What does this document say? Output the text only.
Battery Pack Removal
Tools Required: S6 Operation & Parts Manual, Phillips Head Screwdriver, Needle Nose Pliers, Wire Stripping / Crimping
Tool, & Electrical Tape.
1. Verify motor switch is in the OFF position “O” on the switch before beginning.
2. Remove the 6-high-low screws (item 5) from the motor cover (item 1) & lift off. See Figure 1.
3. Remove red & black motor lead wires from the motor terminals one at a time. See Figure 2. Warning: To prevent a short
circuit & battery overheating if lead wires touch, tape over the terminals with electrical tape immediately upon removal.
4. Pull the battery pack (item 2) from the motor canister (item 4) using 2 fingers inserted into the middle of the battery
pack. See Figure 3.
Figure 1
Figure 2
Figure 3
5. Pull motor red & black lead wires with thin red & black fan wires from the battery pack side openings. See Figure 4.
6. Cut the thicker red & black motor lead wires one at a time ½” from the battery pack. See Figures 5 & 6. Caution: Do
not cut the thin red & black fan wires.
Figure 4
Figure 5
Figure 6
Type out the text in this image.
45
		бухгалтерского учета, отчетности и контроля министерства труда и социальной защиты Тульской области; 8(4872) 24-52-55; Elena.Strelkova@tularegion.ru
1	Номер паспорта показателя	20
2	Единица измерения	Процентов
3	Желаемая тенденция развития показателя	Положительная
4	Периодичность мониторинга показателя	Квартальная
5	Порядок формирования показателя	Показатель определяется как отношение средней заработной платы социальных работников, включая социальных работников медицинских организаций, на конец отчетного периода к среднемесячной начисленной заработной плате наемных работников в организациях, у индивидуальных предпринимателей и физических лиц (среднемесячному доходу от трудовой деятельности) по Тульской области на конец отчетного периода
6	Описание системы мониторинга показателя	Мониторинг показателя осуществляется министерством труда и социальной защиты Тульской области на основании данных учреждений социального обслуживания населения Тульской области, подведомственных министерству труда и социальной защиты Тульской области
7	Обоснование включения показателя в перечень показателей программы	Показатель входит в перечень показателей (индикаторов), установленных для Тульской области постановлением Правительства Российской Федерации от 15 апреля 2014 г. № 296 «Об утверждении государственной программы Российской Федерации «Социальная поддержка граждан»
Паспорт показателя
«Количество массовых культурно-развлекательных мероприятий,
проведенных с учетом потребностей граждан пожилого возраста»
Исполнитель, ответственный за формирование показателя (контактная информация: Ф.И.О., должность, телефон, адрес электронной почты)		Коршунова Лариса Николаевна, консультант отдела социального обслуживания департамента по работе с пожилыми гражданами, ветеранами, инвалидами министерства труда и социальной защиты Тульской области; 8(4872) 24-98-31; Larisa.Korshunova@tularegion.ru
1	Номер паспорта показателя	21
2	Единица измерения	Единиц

+---+

- [Job]: Out of the material above, select every line that holds the string "with".

- [Finished task]:
circuit & battery overheating if lead wires touch, tape over the terminals with electrical tape immediately upon removal.
5. Pull motor red & black lead wires with thin red & black fan wires from the battery pack side openings. See Figure 4.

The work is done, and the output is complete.